What is being asked:
Extract every line from the records below that contains the word "name".

(Figure collection entries)

☆ ☆ ☆ ☆ ☆ ☆ ☆

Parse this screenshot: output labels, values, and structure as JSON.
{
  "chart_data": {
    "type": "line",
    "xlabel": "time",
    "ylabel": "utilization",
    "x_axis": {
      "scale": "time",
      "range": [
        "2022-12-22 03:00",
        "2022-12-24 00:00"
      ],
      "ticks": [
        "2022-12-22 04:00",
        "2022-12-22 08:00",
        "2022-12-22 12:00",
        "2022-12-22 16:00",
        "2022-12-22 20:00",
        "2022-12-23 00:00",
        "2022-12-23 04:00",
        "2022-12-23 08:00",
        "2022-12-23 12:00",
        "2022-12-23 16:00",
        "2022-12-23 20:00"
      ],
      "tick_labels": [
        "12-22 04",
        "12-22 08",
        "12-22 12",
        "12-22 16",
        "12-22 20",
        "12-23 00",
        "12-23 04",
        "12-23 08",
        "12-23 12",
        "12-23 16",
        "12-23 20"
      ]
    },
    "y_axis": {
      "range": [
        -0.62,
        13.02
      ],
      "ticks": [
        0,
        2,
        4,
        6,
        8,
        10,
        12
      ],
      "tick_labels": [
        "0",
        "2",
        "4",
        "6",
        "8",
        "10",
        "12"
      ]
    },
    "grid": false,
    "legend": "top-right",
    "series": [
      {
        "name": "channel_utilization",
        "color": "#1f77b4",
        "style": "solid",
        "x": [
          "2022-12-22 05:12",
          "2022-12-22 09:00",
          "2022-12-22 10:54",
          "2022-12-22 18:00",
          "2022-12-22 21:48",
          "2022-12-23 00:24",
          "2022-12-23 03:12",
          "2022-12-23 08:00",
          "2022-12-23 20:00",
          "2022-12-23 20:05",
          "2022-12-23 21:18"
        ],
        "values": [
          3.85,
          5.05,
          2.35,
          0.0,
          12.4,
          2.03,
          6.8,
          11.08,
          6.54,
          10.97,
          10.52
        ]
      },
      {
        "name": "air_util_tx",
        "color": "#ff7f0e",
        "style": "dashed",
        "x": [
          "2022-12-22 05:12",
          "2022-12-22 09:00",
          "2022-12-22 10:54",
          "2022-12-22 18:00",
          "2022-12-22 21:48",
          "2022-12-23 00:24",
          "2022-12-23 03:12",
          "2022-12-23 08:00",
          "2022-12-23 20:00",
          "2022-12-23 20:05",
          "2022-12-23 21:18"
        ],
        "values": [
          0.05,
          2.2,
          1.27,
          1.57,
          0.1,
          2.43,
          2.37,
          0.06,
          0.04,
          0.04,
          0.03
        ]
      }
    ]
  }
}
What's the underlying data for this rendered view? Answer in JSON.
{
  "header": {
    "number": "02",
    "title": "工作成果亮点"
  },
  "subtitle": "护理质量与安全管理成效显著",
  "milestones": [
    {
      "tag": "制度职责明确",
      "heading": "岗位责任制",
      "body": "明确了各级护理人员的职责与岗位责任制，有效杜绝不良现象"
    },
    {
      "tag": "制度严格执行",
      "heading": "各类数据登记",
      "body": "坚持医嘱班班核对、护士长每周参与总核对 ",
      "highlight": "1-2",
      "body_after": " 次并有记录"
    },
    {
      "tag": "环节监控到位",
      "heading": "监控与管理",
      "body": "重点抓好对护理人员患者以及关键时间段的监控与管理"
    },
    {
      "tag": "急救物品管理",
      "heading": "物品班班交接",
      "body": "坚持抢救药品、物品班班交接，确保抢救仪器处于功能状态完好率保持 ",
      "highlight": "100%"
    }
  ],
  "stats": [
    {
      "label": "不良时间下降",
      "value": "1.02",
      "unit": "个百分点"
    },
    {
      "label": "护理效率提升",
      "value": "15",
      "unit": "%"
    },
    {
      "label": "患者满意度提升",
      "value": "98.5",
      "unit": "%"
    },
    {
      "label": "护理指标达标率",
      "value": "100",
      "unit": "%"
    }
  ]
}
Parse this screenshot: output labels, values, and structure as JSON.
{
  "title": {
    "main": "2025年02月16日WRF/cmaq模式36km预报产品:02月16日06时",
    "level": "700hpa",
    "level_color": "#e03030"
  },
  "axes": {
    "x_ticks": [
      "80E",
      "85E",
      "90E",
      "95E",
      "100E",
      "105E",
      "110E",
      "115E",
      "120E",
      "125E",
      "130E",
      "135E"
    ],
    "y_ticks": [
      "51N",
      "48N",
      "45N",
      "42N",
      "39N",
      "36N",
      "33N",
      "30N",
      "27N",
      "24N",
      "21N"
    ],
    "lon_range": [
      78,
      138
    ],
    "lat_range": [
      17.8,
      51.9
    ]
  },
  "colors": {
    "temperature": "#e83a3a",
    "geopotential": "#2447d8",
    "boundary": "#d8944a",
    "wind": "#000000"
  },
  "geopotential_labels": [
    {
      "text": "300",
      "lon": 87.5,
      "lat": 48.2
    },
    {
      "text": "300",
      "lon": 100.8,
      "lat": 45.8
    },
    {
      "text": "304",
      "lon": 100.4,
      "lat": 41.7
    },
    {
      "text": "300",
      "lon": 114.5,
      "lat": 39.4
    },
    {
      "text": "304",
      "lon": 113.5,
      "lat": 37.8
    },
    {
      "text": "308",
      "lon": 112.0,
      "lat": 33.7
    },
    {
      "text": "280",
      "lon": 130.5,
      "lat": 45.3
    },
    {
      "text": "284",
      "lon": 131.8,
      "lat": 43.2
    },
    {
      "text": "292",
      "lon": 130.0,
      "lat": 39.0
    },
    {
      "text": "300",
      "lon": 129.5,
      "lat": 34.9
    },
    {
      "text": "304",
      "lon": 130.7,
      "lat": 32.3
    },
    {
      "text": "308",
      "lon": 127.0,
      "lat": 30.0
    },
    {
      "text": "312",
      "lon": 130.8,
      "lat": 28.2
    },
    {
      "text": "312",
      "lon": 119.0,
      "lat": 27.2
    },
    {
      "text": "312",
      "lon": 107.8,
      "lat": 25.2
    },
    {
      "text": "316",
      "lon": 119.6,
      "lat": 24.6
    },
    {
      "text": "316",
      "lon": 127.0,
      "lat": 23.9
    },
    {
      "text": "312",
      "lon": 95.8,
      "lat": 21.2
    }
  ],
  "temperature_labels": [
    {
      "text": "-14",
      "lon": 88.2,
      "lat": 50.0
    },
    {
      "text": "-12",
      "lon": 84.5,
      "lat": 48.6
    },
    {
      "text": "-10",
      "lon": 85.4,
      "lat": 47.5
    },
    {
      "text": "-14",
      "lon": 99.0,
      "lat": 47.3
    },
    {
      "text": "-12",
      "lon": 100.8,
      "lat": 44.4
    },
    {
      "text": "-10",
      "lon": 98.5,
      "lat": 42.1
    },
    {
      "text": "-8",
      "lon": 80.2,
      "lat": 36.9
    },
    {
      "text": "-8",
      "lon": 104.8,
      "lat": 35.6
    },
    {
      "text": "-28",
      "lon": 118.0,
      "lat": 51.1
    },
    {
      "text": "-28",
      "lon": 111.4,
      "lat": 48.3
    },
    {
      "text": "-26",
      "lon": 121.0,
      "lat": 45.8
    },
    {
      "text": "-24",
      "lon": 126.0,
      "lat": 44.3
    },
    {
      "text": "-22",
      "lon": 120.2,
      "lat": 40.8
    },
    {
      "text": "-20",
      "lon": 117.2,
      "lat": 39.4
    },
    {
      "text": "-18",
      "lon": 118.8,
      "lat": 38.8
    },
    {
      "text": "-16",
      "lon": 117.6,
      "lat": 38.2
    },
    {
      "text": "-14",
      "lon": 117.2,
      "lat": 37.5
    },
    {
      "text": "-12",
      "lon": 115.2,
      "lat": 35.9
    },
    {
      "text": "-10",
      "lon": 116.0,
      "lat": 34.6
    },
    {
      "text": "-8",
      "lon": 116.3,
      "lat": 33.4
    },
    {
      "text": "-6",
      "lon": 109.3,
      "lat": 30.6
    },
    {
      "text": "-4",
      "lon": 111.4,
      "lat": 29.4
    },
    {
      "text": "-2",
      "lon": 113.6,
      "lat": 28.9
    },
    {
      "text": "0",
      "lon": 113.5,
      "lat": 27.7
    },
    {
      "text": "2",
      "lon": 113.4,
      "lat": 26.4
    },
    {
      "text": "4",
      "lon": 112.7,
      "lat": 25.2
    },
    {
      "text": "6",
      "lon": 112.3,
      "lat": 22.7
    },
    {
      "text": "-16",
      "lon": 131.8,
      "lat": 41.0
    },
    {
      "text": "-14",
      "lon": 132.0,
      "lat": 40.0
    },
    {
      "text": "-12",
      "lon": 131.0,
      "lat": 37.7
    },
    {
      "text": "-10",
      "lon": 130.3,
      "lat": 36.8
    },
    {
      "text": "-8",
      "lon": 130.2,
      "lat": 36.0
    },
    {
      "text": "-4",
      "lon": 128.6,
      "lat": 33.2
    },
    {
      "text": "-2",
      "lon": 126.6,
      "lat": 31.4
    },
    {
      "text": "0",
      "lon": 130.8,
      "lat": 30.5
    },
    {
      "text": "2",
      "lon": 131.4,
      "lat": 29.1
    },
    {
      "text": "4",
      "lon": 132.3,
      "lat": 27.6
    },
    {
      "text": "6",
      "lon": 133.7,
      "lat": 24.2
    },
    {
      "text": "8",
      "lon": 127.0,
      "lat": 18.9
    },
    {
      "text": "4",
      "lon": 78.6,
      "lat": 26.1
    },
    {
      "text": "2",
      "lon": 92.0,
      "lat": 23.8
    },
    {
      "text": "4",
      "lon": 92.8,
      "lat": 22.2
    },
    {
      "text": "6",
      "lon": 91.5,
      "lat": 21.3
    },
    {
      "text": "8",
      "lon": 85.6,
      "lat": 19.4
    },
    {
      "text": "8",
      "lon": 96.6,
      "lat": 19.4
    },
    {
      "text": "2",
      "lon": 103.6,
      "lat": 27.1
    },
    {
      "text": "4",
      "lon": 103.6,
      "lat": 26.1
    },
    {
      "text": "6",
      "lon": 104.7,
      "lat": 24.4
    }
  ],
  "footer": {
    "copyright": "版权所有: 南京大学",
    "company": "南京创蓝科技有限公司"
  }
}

☆ ☆ ☆ ☆ ☆ ☆ ☆

Solved problem:
        "name": "channel_utilization",
        "name": "air_util_tx",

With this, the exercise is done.